[Page layout parsing data]
Segment Open
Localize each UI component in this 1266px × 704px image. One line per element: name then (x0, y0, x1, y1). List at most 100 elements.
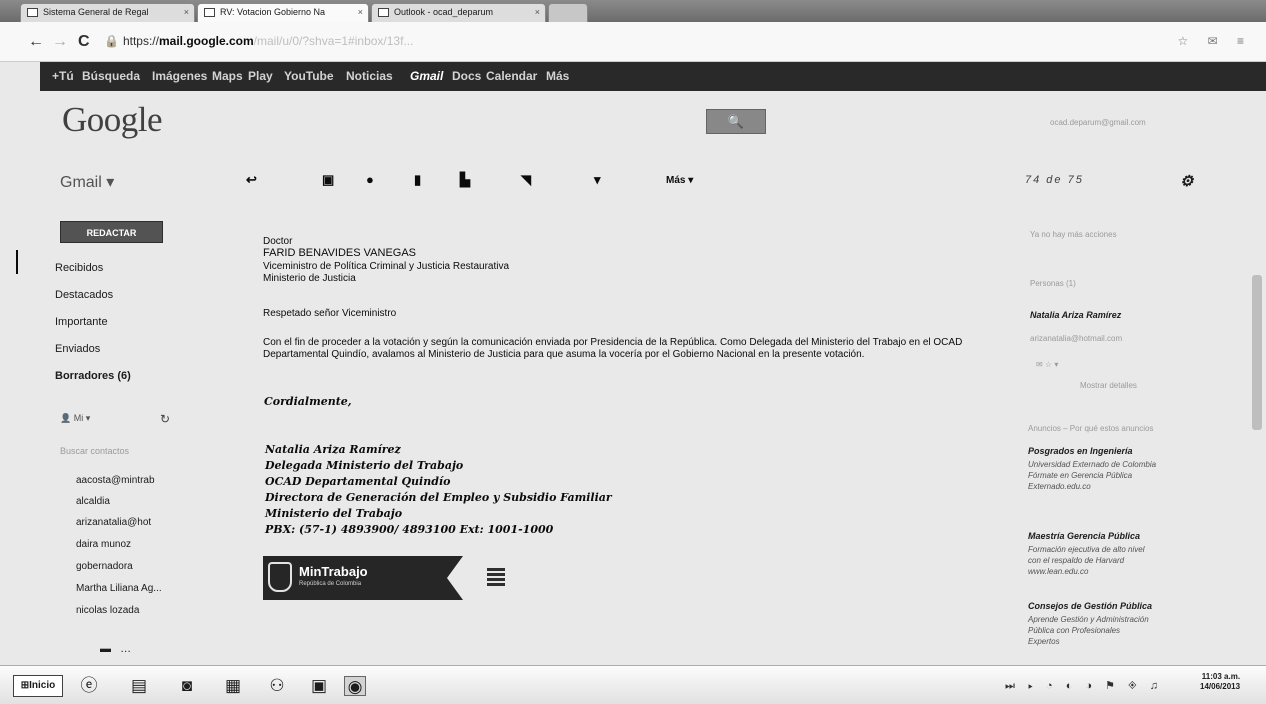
tab-title: Sistema General de Regal (43, 7, 149, 17)
google-logo[interactable]: Google (62, 100, 163, 140)
label-dropdown-icon[interactable]: ▾ (594, 172, 601, 188)
refresh-icon[interactable]: ↻ (160, 412, 170, 426)
google-bar: +Tú Búsqueda Imágenes Maps Play YouTube … (40, 62, 1266, 91)
contact-item[interactable]: gobernadora (76, 561, 133, 572)
move-to-icon[interactable]: ▙ (460, 172, 470, 188)
outlook-icon[interactable]: ◙ (176, 676, 198, 696)
lock-icon: 🔒 (104, 34, 119, 48)
contact-item[interactable]: arizanatalia@hot (76, 517, 151, 528)
archive-icon[interactable]: ▣ (322, 172, 334, 188)
contact-item[interactable]: Martha Liliana Ag... (76, 583, 162, 594)
person-icon: 👤 (60, 413, 74, 423)
browser-tab-active[interactable]: RV: Votacion Gobierno Na × (197, 3, 369, 22)
outlook-icon (378, 8, 389, 17)
ad-text: www.lean.edu.co (1028, 567, 1089, 576)
explorer-icon[interactable]: ▤ (128, 676, 150, 696)
gbar-plus[interactable]: +Tú (52, 69, 74, 83)
signature-line: Delegada Ministerio del Trabajo (265, 459, 464, 472)
signature-line: Directora de Generación del Empleo y Sub… (265, 491, 612, 504)
nav-drafts[interactable]: Borradores (6) (55, 370, 131, 382)
close-icon[interactable]: × (184, 4, 189, 21)
gbar-images[interactable]: Imágenes (152, 69, 207, 83)
recipient-name: FARID BENAVIDES VANEGAS (263, 247, 417, 259)
forward-arrow-icon[interactable]: → (52, 33, 68, 51)
reload-icon[interactable]: C (78, 33, 90, 51)
ad-title[interactable]: Posgrados en Ingeniería (1028, 446, 1133, 456)
gbar-news[interactable]: Noticias (346, 69, 393, 83)
recipient-role: Viceministro de Política Criminal y Just… (263, 261, 510, 272)
signature-name: Natalia Ariza Ramírez (265, 443, 401, 456)
labels-icon[interactable]: ◥ (521, 172, 531, 188)
gbar-search[interactable]: Búsqueda (82, 69, 140, 83)
start-button[interactable]: ⊞Inicio (13, 675, 63, 697)
system-tray-icons[interactable]: ⏭ ▸ ◔ ◐ ◑ ⚑ ◈ ♫ (1005, 679, 1163, 693)
search-button[interactable]: 🔍 (706, 109, 766, 134)
close-icon[interactable]: × (358, 4, 363, 21)
scrollbar-thumb[interactable] (1252, 275, 1262, 430)
signature-line: Ministerio del Trabajo (265, 507, 403, 520)
gbar-youtube[interactable]: YouTube (284, 69, 334, 83)
contact-search-input[interactable]: Buscar contactos (60, 446, 129, 456)
taskbar: ⊞Inicio ⓔ ▤ ◙ ▦ ⚇ ▣ ◉ ⏭ ▸ ◔ ◐ ◑ ⚑ ◈ ♫ 11… (0, 665, 1266, 704)
message-body: Con el fin de proceder a la votación y s… (263, 337, 963, 360)
nav-inbox[interactable]: Recibidos (55, 262, 103, 274)
closing: Cordialmente, (264, 395, 352, 408)
gear-icon[interactable]: ⚙ (1180, 172, 1193, 190)
more-button[interactable]: Más ▾ (666, 175, 693, 186)
signature-phone: PBX: (57-1) 4893900/ 4893100 Ext: 1001-1… (265, 523, 554, 536)
tab-title: Outlook - ocad_deparum (394, 7, 494, 17)
ad-title[interactable]: Consejos de Gestión Pública (1028, 601, 1152, 611)
clock[interactable]: 11:03 a.m. 14/06/2013 (1200, 672, 1240, 692)
close-icon[interactable]: × (535, 4, 540, 21)
gbar-play[interactable]: Play (248, 69, 273, 83)
gbar-maps[interactable]: Maps (212, 69, 243, 83)
nav-sent[interactable]: Enviados (55, 343, 100, 355)
right-panel-note: Ya no hay más acciones (1030, 230, 1117, 239)
address-bar-row: ← → C 🔒 https://mail.google.com/mail/u/0/… (0, 22, 1266, 62)
contact-item[interactable]: daira munoz (76, 539, 131, 550)
gbar-docs[interactable]: Docs (452, 69, 481, 83)
logo-text: MinTrabajo (299, 564, 368, 579)
logo-subtitle: República de Colombia (299, 581, 362, 587)
ads-header[interactable]: Anuncios – Por qué estos anuncios (1028, 424, 1153, 433)
ad-text: Pública con Profesionales (1028, 626, 1121, 635)
nav-important[interactable]: Importante (55, 316, 108, 328)
gmail-menu[interactable]: Gmail ▾ (60, 172, 114, 192)
gbar-more[interactable]: Más (546, 69, 569, 83)
person-actions-icon[interactable]: ✉ ☆ ▾ (1036, 360, 1058, 369)
windows-icon: ⊞ (20, 680, 30, 691)
nav-starred[interactable]: Destacados (55, 289, 113, 301)
gbar-calendar[interactable]: Calendar (486, 69, 537, 83)
person-name[interactable]: Natalia Ariza Ramírez (1030, 310, 1121, 320)
recipient-org: Ministerio de Justicia (263, 273, 356, 284)
new-tab-button[interactable] (548, 3, 588, 22)
people-header: Personas (1) (1030, 279, 1076, 288)
account-email[interactable]: ocad.deparum@gmail.com (1050, 118, 1146, 127)
browser-menu-icon[interactable]: ☆ ✉ ≡ (1178, 34, 1252, 48)
back-arrow-icon[interactable]: ← (28, 33, 44, 51)
chrome-icon[interactable]: ◉ (344, 676, 366, 696)
trash-icon[interactable]: ▮ (414, 172, 421, 188)
contact-item[interactable]: nicolas lozada (76, 605, 139, 616)
ie-icon[interactable]: ⓔ (78, 676, 100, 696)
contact-item[interactable]: alcaldia (76, 496, 110, 507)
person-email[interactable]: arizanatalia@hotmail.com (1030, 334, 1122, 343)
calendar-icon[interactable]: ▦ (222, 676, 244, 696)
browser-tab[interactable]: Sistema General de Regal × (20, 3, 195, 22)
show-details-link[interactable]: Mostrar detalles (1080, 381, 1137, 390)
chat-status-selector[interactable]: 👤 Mi ▾ (60, 413, 90, 424)
start-label: Inicio (29, 680, 56, 691)
people-icon[interactable]: ⚇ (266, 676, 288, 696)
ad-text: Aprende Gestión y Administración (1028, 615, 1149, 624)
gbar-gmail[interactable]: Gmail (410, 69, 443, 83)
url-field[interactable]: 🔒 https://mail.google.com/mail/u/0/?shva=… (104, 31, 1204, 51)
spam-icon[interactable]: ● (366, 172, 374, 187)
browser-tab-strip: Sistema General de Regal × RV: Votacion … (0, 0, 1266, 22)
ad-title[interactable]: Maestría Gerencia Pública (1028, 531, 1140, 541)
browser-tab[interactable]: Outlook - ocad_deparum × (371, 3, 546, 22)
contact-item[interactable]: aacosta@mintrab (76, 475, 155, 486)
notes-icon[interactable]: ▣ (308, 676, 330, 696)
compose-button[interactable]: REDACTAR (60, 221, 163, 243)
chat-bubble-icon[interactable]: ▬ … (100, 643, 131, 655)
back-to-inbox-icon[interactable]: ↩ (246, 172, 257, 188)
Segment Closed
▶ [PROBLEM DESCRIPTION]:
Each line above with the word "text" must be returned.

▶ [ANSWER]:
ad-text: www.lean.edu.co (1028, 567, 1089, 576)
logo-text: MinTrabajo (299, 564, 368, 579)
ad-text: Pública con Profesionales (1028, 626, 1121, 635)
ad-text: Aprende Gestión y Administración (1028, 615, 1149, 624)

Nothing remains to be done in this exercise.